--- BEGIN TEXT EXCERPT ---

What is Item Response Theory (IRT) and why is it important?

Item response theory (IRT) is a family of machine learning models in the field of psychometrics, which are used to design, analyze, validate, and score assessments. It is a very powerful psychometric paradigm that allows researchers to build stronger assessments, whether they work in Education, Psychology, Human Resources, or other fields. It also solves measurement problems like equating across years, or creating vertical scales.

Want to learn more about IRT, how it works, and why it is so important for assessment? Read on.

What is Item Response Theory?

IRT is a family of models that try to describe how examinees respond to items on a test, hence the name. These models can be used to evaluate item performance, because the descriptions are quite useful in and of themselves. However, item response theory ended up doing so much more.

IRT is model-driven, in that there is a specific mathematical equation that is assumed. There are different parameters (a, b, c) that shape this equation to different needs. That’s what defines different IRT models. This will be discussed at length below.

The models put people and items onto a latent scale, which is usually called θ (theta). This represents whatever is being measured, whether IQ, anxiety, or knowledge of accounting laws in Croatia. IRT helps us understand the nature of the scale, how a person answers each question, the distribution of item difficulty, and much more. IRT used to be known as latent trait theory and item characteristic curve theory.

--- END TEXT EXCERPT ---
--- BEGIN RAW RECORDS ---

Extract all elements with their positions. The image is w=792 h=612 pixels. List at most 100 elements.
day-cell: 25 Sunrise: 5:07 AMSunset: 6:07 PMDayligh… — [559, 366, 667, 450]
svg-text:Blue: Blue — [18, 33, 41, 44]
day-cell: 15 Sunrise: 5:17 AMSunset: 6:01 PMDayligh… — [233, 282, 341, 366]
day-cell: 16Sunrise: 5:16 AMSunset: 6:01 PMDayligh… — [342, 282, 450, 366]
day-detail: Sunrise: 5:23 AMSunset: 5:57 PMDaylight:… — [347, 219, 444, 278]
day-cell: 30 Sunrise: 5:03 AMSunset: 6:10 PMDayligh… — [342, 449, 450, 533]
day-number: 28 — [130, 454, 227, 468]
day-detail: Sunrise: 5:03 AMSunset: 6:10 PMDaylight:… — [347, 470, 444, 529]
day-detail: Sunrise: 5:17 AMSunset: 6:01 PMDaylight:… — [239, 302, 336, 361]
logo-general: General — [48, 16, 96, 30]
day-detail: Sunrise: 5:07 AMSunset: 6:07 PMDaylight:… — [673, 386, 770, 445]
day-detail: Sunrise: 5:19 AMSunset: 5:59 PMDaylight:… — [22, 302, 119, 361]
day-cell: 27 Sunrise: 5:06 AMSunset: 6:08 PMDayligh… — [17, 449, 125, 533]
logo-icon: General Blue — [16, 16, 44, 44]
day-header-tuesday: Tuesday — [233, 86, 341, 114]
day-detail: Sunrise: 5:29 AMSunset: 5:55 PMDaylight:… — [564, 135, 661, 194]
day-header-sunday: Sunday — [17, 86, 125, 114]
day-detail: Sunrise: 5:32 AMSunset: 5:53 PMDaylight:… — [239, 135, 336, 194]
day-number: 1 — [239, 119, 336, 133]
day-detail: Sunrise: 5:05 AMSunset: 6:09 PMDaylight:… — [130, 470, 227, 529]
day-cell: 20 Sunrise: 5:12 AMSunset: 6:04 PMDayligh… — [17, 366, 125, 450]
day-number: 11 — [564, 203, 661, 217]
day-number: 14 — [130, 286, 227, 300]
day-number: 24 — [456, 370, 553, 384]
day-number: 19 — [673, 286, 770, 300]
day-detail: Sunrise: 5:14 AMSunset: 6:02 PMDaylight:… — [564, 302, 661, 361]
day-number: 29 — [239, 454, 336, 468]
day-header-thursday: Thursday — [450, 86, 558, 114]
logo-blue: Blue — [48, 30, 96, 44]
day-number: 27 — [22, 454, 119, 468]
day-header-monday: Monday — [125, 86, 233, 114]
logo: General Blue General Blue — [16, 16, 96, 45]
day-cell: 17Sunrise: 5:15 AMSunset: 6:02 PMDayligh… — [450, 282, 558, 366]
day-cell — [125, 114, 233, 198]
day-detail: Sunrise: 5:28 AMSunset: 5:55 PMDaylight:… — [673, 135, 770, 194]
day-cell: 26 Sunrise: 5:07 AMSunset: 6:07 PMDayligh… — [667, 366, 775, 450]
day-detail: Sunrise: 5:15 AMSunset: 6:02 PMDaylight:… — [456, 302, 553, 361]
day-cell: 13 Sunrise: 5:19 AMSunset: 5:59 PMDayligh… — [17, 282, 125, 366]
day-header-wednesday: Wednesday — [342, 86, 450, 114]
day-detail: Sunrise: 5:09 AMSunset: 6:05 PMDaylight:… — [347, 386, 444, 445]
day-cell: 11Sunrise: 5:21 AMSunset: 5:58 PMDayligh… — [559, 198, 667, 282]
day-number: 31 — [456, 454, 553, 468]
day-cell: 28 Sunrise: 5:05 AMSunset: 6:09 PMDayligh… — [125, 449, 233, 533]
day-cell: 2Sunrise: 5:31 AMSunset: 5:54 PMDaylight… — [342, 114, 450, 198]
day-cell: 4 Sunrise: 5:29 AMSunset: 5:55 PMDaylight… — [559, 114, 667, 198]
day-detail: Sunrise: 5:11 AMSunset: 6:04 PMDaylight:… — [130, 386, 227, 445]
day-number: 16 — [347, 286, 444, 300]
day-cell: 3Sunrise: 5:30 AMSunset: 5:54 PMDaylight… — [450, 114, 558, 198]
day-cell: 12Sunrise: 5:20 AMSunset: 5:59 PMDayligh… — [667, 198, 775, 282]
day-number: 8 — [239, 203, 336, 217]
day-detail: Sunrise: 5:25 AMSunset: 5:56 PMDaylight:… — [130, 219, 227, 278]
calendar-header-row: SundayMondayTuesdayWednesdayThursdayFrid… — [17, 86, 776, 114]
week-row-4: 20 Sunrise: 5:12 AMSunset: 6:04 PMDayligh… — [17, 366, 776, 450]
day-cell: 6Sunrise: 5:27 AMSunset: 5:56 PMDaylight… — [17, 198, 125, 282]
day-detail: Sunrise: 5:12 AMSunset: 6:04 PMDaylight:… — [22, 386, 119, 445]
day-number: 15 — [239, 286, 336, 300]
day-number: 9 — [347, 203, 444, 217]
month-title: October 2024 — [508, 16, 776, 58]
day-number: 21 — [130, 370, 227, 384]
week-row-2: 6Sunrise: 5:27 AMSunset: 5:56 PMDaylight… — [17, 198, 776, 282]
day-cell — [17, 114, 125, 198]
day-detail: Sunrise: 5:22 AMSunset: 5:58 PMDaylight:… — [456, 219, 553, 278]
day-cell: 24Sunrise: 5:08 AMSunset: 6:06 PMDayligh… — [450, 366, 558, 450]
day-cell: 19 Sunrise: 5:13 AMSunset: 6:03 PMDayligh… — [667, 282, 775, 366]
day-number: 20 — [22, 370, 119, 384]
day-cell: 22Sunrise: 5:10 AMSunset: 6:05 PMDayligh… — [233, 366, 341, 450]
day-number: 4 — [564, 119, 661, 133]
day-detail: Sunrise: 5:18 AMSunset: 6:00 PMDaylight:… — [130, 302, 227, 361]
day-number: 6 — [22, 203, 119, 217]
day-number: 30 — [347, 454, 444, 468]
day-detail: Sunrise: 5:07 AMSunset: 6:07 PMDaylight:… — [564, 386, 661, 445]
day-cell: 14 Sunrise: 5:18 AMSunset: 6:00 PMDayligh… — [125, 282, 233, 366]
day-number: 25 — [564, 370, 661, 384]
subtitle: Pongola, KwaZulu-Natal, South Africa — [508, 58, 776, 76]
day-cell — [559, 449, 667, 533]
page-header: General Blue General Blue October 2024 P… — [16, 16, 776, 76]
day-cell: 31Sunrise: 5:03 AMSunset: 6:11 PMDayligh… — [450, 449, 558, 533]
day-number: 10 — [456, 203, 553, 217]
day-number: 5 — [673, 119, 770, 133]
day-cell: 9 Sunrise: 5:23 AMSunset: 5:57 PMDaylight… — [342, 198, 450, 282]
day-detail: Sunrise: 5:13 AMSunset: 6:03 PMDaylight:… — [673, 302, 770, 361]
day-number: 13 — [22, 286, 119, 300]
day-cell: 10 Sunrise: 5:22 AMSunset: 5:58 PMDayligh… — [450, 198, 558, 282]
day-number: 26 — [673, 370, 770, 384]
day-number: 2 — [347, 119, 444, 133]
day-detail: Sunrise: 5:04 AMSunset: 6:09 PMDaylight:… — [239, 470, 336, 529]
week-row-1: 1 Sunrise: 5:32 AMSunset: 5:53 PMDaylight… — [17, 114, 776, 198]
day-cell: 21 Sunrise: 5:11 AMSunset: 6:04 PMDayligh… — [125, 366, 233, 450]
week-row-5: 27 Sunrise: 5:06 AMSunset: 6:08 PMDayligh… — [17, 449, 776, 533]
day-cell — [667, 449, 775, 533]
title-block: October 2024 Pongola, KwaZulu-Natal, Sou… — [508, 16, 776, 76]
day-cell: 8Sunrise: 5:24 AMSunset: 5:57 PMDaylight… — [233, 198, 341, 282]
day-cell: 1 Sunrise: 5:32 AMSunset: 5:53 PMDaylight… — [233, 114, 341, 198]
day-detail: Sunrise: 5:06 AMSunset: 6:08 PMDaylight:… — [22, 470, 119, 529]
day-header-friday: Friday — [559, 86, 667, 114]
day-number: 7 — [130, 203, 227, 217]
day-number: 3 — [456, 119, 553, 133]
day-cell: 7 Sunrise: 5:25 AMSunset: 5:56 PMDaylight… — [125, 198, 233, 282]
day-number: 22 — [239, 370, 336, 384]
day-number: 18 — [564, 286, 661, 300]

--- END RAW RECORDS ---
--- BEGIN RAW RECORDS ---

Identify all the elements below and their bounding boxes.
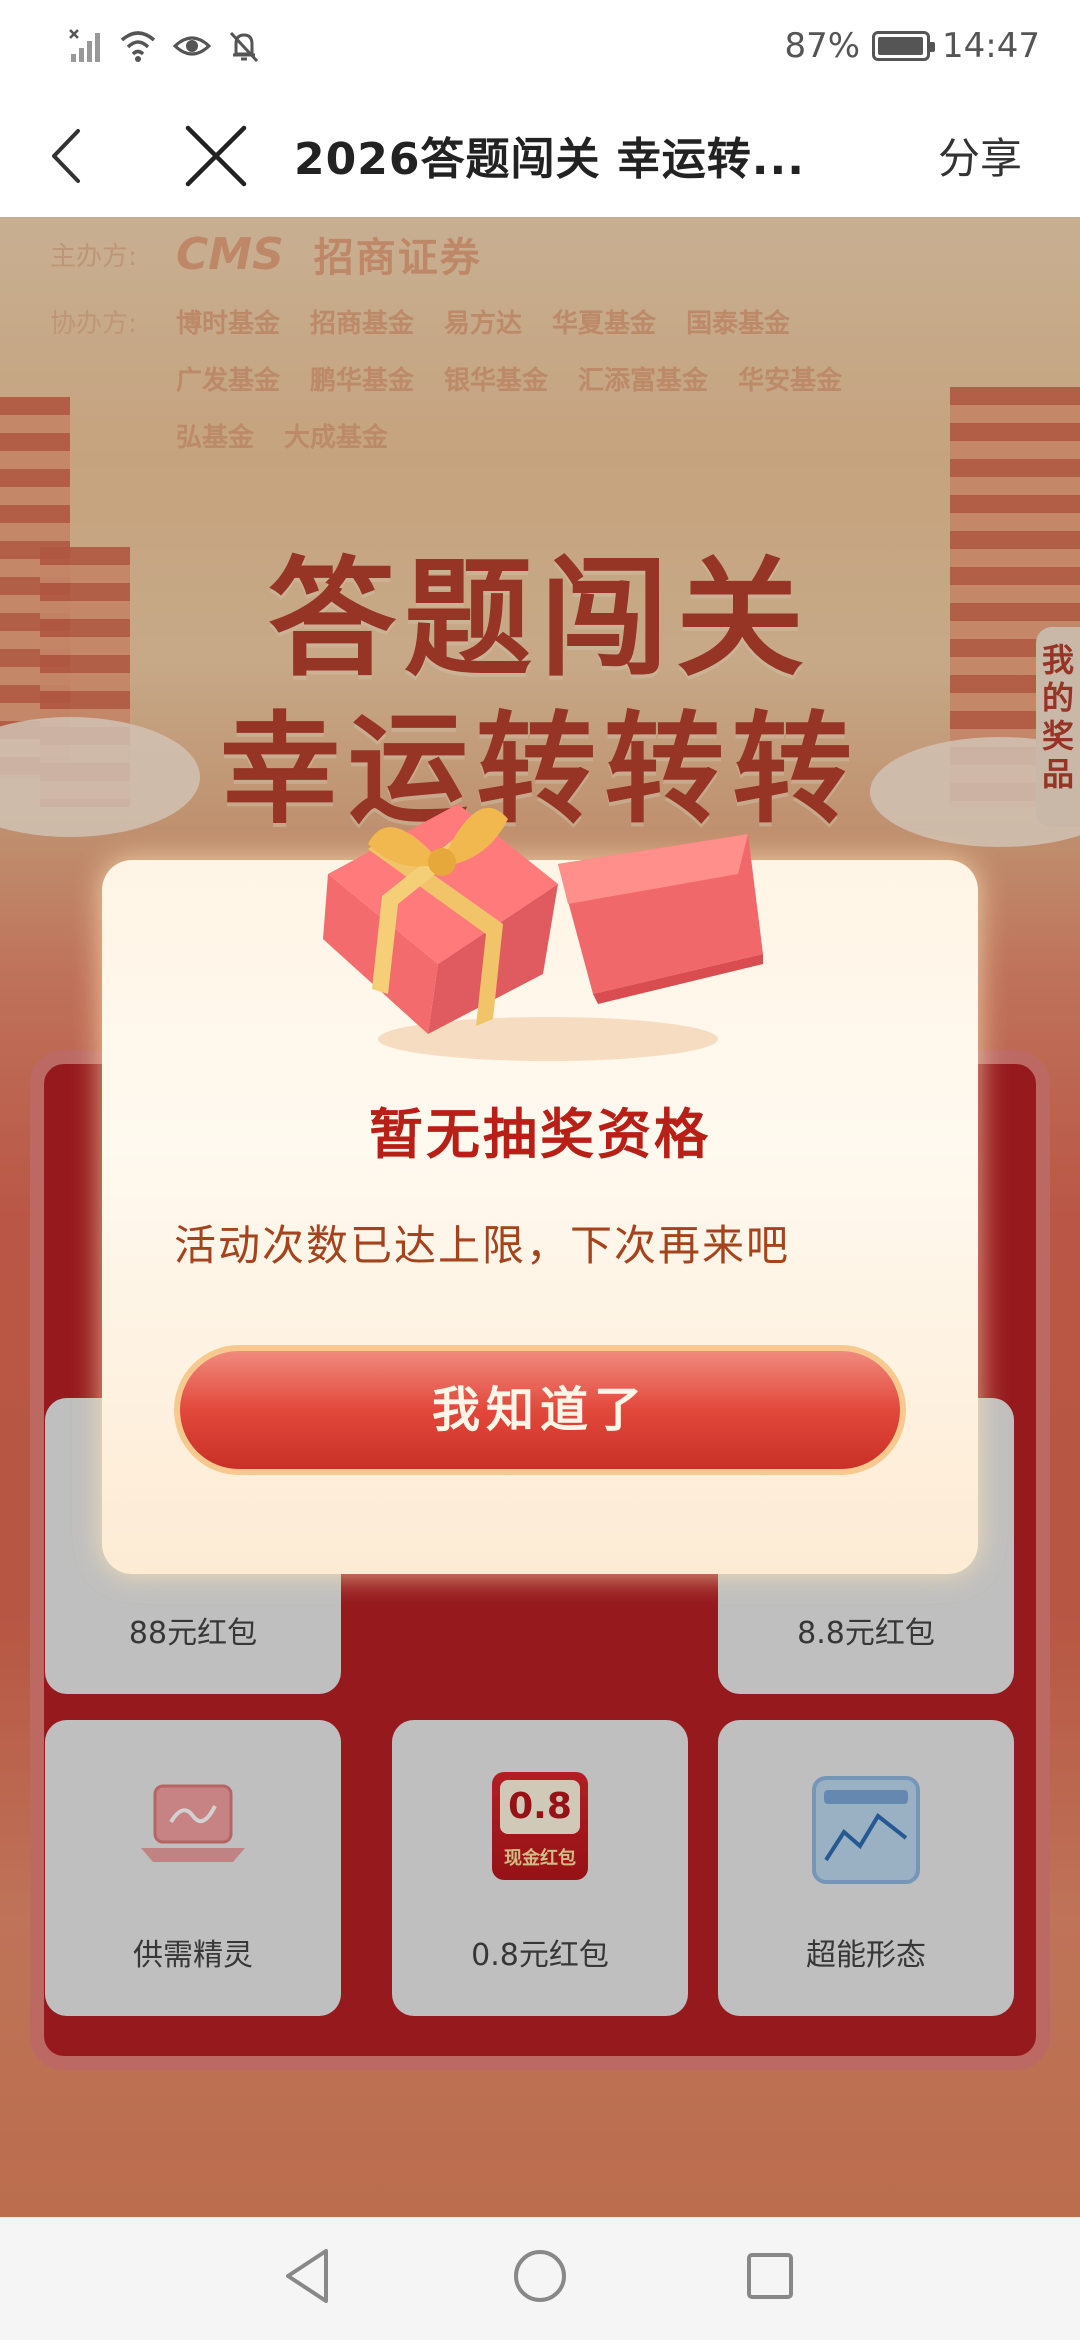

--- END RAW RECORDS ---

TO-DO LIST:
1. Render the records starting at the line containing "Extract all elements" and ending at the line containing "day-detail: Sunrise: 5:03" as a Markdown table with the columns Row and Line, leaving out any blank lines.
2. Write the next part of the item response theory article, picking up after its final sentence.
The article and the records are separate, unrelated material.

IN RESPONSE:
1.
| Row | Line |
|---|---|
| 1 | Extract all elements with their positions. The image is w=792 h=612 pixels. List at most 100 elements. |
| 2 | day-cell: 25 Sunrise: 5:07 AMSunset: 6:07 PMDayligh… — [559, 366, 667, 450] |
| 3 | svg-text:Blue: Blue — [18, 33, 41, 44] |
| 4 | day-cell: 15 Sunrise: 5:17 AMSunset: 6:01 PMDayligh… — [233, 282, 341, 366] |
| 5 | day-cell: 16Sunrise: 5:16 AMSunset: 6:01 PMDayligh… — [342, 282, 450, 366] |
| 6 | day-detail: Sunrise: 5:23 AMSunset: 5:57 PMDaylight:… — [347, 219, 444, 278] |
| 7 | day-cell: 30 Sunrise: 5:03 AMSunset: 6:10 PMDayligh… — [342, 449, 450, 533] |
| 8 | day-number: 28 — [130, 454, 227, 468] |
| 9 | day-detail: Sunrise: 5:03 AMSunset: 6:10 PMDaylight:… — [347, 470, 444, 529] |

2.
IRT requires specially-designed software. Click the link below to download our software Xcalibre, which provides a user-friendly and visual platform for implementing IRT.

Why do we need item response theory?

IRT represents an important innovation in the field of psychometrics. While now more than 50 years old – assuming the “birth” is the classic Lord and Novick (1969) text – it is still underutilized and remains a mystery to many practitioners.

Item response theory is more than just a way of analyzing exam data, it is a paradigm to drive the entire lifecycle of designing, building, delivering, scoring, and analyzing assessments.

IRT helps us determine if a test is providing accurate scores on people, much more so than classical test theory.
IRT helps us provide better feedback to examinees, which has far-reaching benefits for education and workforce development.
IRT reduces bias in the instrument, through advanced techniques like differential item functioning.
IRT maintains meaningful scores across time, known as equating.
IRT can connect multiple levels of content, such as Math curriculum from Grades 3 to 12 if that is what you want to measure, known as vertical scaling.
IRT is necessary to implement adaptive testing.

Item response theory requires larger sample sizes and is much more complex than its predecessor, classical test theory, but is also far more powerful. IRT requires quite a lot of expertise, typically a PhD. So it is not used for small assessments like a final exam at universities, but is used for almost all major assessments in the world.

The Driver: Problems with Classical Test Theory

Classical test theory (CTT) is approximately 100 years old, and still remains commonly used because it is appropriate for certain situations, and it is simple enough that it can be used by many people without formal training in psychometrics. Most statistics are limited to means, proportions, and correlations. However, its simplicity means that it lacks the sophistication to deal with a number of very important measurement problems. Here are just a few.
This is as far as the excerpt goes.